Provided records
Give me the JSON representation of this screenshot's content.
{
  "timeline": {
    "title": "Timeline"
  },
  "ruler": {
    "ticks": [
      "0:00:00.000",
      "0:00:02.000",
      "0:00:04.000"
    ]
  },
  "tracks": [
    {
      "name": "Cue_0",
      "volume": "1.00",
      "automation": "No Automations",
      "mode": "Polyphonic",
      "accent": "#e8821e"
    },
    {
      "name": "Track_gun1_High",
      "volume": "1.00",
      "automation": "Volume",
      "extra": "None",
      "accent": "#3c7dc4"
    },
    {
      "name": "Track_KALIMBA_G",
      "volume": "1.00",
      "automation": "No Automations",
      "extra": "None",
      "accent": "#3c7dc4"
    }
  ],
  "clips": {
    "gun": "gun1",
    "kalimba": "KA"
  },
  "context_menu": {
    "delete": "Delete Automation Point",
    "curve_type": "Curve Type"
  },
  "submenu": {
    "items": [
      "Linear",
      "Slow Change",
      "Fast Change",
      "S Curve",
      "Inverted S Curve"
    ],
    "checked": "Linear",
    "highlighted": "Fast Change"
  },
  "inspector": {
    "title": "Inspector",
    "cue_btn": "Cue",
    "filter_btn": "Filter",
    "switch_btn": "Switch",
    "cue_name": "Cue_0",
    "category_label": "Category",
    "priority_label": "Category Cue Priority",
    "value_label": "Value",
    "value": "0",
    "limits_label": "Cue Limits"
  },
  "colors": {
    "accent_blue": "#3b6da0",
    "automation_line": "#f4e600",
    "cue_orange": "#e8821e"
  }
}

Objective
Return every line of the material exactly.

Task answer
Give me the JSON representation of this screenshot's content.
{
  "timeline": {
    "title": "Timeline"
  },
  "ruler": {
    "ticks": [
      "0:00:00.000",
      "0:00:02.000",
      "0:00:04.000"
    ]
  },
  "tracks": [
    {
      "name": "Cue_0",
      "volume": "1.00",
      "automation": "No Automations",
      "mode": "Polyphonic",
      "accent": "#e8821e"
    },
    {
      "name": "Track_gun1_High",
      "volume": "1.00",
      "automation": "Volume",
      "extra": "None",
      "accent": "#3c7dc4"
    },
    {
      "name": "Track_KALIMBA_G",
      "volume": "1.00",
      "automation": "No Automations",
      "extra": "None",
      "accent": "#3c7dc4"
    }
  ],
  "clips": {
    "gun": "gun1",
    "kalimba": "KA"
  },
  "context_menu": {
    "delete": "Delete Automation Point",
    "curve_type": "Curve Type"
  },
  "submenu": {
    "items": [
      "Linear",
      "Slow Change",
      "Fast Change",
      "S Curve",
      "Inverted S Curve"
    ],
    "checked": "Linear",
    "highlighted": "Fast Change"
  },
  "inspector": {
    "title": "Inspector",
    "cue_btn": "Cue",
    "filter_btn": "Filter",
    "switch_btn": "Switch",
    "cue_name": "Cue_0",
    "category_label": "Category",
    "priority_label": "Category Cue Priority",
    "value_label": "Value",
    "value": "0",
    "limits_label": "Cue Limits"
  },
  "colors": {
    "accent_blue": "#3b6da0",
    "automation_line": "#f4e600",
    "cue_orange": "#e8821e"
  }
}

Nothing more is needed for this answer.